GIVEN INSTRUCTION: Scan the lines below for the word "title". Copy each line you find it in.

Rows from a figure dataset:
----------

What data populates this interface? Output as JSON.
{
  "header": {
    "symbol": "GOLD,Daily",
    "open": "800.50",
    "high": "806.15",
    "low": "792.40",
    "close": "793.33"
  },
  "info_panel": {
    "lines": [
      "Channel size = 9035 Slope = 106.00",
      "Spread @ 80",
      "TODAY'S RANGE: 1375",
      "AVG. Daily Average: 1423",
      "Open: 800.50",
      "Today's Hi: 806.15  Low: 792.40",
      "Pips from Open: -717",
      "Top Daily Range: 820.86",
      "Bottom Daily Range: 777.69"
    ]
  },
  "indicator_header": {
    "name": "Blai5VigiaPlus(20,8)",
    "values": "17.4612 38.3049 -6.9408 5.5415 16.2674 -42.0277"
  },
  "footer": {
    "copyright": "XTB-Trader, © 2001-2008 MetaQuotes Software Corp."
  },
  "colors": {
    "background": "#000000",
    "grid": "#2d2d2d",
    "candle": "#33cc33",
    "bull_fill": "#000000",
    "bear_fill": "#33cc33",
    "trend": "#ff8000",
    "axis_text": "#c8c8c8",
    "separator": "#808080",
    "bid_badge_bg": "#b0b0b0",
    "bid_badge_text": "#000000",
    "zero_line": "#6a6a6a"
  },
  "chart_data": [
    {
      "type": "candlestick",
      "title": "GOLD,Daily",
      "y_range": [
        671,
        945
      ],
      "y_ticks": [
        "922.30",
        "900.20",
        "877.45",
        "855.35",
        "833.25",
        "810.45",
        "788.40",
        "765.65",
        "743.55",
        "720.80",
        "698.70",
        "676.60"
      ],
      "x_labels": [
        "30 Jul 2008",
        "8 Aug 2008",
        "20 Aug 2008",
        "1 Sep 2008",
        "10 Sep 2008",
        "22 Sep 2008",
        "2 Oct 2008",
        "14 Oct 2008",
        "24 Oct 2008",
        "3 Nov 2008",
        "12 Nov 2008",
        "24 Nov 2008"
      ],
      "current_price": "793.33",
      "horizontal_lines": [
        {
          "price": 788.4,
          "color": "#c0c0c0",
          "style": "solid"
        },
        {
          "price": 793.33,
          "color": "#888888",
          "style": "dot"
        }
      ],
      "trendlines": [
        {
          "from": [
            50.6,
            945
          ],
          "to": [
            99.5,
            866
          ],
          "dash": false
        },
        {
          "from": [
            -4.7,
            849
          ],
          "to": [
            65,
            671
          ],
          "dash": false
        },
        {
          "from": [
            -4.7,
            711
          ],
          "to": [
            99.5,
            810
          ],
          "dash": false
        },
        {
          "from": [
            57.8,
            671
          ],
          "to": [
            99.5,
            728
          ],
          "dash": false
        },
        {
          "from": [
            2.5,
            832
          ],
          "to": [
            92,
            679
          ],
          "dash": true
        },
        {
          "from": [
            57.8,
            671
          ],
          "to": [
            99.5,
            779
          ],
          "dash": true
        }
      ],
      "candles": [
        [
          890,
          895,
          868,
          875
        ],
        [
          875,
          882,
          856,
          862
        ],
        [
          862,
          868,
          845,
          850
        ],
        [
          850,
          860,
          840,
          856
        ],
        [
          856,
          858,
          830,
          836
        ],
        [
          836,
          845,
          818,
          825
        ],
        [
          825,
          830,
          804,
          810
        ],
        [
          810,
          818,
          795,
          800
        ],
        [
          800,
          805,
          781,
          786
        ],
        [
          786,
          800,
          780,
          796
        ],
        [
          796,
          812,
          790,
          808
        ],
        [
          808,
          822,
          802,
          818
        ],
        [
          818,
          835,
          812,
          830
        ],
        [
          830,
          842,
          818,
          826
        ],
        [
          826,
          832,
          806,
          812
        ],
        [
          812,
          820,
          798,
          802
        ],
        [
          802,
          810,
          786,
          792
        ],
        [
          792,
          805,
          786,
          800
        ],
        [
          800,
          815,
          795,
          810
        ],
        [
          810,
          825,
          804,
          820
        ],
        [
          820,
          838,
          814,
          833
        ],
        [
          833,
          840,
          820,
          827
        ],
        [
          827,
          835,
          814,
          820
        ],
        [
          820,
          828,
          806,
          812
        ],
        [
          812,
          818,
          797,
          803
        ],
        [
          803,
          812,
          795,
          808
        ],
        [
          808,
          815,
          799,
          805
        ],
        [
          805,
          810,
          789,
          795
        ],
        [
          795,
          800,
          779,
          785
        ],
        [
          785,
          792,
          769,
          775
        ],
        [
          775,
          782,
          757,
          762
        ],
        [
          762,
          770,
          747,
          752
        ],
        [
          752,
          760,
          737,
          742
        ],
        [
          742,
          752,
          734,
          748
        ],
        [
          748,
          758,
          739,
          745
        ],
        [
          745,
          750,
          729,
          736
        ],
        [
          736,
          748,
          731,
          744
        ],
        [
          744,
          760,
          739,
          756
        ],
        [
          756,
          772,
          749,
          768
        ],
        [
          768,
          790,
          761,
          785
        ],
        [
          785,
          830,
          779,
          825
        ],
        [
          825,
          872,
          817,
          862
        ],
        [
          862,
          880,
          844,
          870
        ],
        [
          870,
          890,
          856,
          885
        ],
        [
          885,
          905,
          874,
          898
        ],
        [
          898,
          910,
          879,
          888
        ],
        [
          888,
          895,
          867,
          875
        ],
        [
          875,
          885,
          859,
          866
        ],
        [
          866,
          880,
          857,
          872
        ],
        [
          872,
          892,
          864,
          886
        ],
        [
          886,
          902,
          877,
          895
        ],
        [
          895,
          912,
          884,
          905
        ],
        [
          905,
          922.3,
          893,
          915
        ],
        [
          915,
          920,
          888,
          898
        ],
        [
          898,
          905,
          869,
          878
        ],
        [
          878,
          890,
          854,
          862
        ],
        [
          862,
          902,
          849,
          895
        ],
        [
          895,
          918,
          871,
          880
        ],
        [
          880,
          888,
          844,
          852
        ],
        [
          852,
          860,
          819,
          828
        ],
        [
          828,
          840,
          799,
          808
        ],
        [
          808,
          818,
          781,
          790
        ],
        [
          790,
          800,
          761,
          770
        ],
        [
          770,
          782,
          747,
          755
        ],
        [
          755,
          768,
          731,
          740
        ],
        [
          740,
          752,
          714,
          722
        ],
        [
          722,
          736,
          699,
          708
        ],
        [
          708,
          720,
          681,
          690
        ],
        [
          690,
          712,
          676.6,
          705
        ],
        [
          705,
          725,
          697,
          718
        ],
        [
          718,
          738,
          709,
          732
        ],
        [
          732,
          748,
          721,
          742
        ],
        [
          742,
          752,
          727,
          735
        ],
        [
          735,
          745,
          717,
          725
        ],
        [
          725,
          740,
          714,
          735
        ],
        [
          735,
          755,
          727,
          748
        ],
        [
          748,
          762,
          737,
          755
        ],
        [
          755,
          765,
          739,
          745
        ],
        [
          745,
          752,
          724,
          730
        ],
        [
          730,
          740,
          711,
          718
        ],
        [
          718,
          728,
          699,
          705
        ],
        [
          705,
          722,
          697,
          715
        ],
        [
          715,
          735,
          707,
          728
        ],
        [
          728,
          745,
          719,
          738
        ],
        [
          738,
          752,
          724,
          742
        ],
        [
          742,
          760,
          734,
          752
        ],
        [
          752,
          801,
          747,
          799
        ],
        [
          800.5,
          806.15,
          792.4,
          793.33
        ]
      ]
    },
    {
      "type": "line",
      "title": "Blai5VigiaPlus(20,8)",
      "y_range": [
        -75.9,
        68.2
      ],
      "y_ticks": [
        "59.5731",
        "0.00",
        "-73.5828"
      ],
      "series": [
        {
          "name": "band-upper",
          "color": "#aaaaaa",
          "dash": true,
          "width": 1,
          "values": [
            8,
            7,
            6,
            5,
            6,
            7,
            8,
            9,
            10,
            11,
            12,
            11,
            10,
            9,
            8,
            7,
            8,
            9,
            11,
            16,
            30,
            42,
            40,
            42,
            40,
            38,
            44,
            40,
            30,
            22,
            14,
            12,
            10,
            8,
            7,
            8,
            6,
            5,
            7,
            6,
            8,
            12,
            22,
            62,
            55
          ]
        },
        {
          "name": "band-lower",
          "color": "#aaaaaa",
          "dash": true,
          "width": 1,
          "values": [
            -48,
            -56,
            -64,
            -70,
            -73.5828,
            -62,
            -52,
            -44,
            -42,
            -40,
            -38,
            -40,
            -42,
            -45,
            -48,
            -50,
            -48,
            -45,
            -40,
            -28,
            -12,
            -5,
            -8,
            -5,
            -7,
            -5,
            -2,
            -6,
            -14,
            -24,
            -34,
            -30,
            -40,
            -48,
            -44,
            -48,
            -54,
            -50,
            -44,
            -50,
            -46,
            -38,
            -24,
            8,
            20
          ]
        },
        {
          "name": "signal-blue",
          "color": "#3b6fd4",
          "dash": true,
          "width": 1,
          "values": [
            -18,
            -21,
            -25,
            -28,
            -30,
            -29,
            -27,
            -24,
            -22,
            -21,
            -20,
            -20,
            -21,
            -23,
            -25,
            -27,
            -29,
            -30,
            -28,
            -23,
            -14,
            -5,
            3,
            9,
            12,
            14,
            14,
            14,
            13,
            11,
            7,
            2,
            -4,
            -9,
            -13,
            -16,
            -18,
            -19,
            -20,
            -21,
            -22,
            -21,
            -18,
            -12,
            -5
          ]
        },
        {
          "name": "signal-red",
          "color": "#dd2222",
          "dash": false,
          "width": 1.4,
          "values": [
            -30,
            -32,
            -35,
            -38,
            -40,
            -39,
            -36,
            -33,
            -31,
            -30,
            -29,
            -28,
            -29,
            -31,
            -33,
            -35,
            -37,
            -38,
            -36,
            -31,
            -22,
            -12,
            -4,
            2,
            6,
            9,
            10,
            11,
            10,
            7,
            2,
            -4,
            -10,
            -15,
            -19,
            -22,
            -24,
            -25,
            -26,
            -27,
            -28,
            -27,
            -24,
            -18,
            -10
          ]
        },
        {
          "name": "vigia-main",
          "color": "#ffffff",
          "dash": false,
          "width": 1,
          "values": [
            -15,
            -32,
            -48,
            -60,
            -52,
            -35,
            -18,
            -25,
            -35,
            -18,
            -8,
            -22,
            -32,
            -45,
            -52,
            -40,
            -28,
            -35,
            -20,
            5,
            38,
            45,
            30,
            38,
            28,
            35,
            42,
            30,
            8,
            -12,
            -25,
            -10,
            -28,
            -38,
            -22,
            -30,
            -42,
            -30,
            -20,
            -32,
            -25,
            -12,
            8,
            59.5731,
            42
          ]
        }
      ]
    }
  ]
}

----------

OUTPUT FOR THIS TASK:
      "title": "GOLD,Daily",
      "title": "Blai5VigiaPlus(20,8)",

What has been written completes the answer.